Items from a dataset

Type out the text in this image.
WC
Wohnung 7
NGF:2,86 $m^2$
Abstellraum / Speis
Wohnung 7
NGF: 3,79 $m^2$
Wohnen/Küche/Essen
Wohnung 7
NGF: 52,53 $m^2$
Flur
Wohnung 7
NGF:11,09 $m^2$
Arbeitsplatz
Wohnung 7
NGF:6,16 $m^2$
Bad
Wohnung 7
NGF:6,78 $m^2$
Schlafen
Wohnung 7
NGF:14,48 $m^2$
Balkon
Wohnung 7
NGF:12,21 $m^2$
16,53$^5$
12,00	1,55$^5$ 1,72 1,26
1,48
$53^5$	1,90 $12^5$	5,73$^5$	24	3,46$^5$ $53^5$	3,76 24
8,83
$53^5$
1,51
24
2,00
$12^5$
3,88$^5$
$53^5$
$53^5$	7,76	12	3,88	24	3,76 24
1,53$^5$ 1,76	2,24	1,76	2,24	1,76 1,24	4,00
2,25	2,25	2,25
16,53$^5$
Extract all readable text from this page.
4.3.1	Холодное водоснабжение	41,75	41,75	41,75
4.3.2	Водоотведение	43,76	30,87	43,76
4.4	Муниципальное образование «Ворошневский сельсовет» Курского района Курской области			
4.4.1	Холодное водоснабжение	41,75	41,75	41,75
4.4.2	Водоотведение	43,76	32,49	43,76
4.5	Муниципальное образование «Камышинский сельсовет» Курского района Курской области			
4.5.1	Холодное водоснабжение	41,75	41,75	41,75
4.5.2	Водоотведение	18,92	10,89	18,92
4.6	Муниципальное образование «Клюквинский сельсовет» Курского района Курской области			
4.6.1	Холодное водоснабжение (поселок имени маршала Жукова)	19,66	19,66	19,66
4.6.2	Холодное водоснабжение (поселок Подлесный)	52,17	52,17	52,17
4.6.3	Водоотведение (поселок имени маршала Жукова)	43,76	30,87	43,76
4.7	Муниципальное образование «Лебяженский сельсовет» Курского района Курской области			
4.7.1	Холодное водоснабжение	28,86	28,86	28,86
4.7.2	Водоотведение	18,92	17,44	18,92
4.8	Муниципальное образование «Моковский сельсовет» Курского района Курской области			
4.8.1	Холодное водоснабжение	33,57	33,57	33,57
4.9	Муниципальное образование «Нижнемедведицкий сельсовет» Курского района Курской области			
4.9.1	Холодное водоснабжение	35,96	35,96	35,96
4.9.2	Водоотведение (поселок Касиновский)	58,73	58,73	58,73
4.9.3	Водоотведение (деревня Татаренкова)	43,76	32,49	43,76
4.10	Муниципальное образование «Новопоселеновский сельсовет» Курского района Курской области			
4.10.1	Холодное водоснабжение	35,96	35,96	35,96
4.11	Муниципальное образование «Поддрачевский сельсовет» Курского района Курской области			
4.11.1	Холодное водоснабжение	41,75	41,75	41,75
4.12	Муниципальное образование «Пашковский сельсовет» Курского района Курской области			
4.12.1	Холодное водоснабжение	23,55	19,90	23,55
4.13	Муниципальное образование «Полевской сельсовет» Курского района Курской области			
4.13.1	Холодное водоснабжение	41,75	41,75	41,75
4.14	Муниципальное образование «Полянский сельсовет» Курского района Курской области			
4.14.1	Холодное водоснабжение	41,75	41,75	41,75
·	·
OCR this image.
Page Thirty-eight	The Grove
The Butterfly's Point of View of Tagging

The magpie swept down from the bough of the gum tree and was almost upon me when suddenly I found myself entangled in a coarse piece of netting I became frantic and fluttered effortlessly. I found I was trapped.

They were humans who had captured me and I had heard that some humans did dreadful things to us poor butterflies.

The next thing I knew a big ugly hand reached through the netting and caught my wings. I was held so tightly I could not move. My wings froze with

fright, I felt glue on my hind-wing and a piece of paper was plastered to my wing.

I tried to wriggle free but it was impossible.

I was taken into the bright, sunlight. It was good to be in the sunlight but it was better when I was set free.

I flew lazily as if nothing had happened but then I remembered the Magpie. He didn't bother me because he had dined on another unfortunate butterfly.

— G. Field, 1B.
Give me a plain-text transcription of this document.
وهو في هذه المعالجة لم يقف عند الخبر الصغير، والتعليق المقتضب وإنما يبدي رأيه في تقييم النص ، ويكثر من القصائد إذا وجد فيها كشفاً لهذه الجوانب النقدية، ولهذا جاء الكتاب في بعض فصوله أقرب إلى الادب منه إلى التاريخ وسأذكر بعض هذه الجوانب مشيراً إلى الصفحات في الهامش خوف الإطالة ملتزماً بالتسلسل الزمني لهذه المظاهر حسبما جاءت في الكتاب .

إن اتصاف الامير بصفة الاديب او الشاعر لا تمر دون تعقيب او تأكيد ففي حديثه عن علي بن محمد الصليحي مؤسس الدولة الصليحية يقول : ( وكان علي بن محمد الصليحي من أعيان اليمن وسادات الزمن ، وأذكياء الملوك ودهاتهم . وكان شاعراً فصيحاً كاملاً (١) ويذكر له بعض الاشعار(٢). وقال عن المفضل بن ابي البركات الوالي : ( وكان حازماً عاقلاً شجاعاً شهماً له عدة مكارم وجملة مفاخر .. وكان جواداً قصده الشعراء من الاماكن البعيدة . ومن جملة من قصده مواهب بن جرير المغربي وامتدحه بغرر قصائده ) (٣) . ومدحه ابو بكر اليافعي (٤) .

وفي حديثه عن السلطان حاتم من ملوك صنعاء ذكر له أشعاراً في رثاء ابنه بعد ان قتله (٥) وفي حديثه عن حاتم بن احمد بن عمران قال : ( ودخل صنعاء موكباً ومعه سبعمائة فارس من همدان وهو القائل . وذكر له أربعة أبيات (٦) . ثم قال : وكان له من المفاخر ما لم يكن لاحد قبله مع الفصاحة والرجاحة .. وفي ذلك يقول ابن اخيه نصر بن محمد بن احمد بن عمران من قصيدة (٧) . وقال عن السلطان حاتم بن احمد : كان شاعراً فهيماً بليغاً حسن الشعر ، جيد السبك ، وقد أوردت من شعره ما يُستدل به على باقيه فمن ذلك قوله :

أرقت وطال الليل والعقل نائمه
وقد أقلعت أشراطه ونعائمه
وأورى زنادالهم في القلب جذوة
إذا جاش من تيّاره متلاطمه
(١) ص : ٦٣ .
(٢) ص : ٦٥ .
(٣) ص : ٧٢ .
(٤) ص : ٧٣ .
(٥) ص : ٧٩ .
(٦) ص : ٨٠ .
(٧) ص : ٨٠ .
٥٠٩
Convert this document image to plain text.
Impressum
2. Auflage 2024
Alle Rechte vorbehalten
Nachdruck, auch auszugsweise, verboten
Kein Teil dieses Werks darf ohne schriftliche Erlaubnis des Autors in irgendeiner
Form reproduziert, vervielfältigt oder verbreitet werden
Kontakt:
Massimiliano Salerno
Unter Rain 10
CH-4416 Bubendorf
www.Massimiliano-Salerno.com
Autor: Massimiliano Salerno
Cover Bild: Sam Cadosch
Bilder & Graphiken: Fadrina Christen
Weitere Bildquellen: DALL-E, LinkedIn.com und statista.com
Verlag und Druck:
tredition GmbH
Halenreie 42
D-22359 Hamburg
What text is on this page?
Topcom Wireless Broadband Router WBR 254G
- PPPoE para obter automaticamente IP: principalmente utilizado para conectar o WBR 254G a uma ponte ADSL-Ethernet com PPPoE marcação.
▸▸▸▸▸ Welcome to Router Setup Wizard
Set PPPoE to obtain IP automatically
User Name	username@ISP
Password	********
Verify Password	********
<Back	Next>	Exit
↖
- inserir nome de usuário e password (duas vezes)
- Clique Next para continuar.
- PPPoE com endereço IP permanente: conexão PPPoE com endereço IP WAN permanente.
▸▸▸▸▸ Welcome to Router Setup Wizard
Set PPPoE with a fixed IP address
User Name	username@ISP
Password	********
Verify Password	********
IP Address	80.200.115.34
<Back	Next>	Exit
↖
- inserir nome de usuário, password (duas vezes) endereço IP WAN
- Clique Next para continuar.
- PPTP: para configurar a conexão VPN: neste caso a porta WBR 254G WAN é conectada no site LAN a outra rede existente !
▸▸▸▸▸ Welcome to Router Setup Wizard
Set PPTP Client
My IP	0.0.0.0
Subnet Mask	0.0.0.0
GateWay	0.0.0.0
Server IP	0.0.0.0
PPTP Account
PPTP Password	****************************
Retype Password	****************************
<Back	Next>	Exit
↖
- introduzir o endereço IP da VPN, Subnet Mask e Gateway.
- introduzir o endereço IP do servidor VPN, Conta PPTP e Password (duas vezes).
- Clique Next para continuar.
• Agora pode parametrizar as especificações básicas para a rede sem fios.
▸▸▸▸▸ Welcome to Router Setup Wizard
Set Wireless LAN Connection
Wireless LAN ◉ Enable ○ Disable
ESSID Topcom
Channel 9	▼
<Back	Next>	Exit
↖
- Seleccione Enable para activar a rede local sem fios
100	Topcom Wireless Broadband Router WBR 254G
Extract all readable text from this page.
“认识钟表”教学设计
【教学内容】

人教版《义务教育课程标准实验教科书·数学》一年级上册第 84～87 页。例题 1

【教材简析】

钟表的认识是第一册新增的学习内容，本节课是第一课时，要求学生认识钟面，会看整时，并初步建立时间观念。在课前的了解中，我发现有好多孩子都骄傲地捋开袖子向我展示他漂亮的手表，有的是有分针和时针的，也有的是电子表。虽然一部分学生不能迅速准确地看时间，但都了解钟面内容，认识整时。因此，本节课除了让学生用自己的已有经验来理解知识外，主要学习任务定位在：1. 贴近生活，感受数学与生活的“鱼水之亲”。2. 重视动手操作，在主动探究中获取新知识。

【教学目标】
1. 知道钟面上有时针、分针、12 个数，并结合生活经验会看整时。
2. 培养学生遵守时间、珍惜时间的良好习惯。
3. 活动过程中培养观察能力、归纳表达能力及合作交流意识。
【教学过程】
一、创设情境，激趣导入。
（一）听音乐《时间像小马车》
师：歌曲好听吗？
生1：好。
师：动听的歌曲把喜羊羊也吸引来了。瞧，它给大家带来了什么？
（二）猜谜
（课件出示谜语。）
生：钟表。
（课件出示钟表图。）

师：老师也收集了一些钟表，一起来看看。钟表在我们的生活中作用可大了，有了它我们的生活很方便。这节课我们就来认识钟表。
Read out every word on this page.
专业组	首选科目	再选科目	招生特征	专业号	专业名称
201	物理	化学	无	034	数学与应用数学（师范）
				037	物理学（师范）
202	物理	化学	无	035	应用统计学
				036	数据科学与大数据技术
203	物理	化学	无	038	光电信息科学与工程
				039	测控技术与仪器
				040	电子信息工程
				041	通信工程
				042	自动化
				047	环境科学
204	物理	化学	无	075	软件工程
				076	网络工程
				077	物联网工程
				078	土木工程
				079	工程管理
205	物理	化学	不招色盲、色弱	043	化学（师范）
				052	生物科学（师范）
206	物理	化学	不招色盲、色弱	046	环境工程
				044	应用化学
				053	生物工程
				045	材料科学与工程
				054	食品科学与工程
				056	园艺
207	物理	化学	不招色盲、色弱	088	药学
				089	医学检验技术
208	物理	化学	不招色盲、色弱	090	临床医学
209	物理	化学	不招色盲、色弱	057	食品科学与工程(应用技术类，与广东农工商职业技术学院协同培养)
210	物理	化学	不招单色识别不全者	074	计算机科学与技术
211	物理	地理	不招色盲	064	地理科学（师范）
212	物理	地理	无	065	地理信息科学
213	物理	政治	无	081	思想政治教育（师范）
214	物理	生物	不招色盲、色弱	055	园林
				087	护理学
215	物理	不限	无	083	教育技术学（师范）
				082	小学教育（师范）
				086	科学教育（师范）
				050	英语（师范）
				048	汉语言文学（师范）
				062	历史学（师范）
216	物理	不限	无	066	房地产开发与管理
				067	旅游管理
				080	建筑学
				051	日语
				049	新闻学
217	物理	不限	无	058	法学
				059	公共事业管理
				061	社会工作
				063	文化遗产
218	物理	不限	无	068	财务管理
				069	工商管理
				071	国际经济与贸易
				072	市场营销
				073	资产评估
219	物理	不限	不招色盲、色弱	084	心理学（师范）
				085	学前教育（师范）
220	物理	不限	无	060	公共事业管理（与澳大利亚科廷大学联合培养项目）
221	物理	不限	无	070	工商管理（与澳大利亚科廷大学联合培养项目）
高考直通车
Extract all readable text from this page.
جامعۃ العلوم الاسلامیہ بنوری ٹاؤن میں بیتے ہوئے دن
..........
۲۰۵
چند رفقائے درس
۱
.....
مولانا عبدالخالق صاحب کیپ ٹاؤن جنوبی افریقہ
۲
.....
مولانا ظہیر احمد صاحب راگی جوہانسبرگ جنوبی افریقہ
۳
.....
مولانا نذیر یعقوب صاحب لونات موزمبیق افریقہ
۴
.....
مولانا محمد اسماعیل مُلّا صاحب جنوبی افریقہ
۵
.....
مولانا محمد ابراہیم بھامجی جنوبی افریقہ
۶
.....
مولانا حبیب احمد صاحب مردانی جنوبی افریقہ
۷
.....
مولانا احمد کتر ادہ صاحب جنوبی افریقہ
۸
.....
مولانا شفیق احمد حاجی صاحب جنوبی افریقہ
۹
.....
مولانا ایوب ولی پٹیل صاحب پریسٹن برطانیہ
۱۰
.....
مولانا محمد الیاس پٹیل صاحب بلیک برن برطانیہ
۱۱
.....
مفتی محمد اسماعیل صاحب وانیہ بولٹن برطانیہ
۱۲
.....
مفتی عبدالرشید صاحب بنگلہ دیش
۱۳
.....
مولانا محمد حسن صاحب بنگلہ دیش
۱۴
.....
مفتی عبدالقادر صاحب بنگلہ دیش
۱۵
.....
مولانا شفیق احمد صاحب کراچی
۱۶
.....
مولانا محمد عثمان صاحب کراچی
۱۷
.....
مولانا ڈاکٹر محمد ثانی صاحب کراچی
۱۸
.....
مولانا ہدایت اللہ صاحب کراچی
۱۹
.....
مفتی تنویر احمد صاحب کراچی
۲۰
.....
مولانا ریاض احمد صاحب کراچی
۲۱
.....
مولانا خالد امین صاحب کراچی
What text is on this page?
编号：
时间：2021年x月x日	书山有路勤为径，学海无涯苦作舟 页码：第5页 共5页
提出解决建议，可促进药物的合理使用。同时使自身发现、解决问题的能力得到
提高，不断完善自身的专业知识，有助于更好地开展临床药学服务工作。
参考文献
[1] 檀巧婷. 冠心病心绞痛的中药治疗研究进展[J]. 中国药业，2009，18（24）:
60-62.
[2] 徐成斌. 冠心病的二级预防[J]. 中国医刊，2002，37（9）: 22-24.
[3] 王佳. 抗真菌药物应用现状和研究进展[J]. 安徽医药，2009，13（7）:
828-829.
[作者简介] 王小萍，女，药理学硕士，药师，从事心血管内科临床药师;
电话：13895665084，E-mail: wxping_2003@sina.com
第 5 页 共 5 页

#### Short task:
Tell how many lines in the material contain the word "inserir". Only the number is wanted.

#### Full response:
2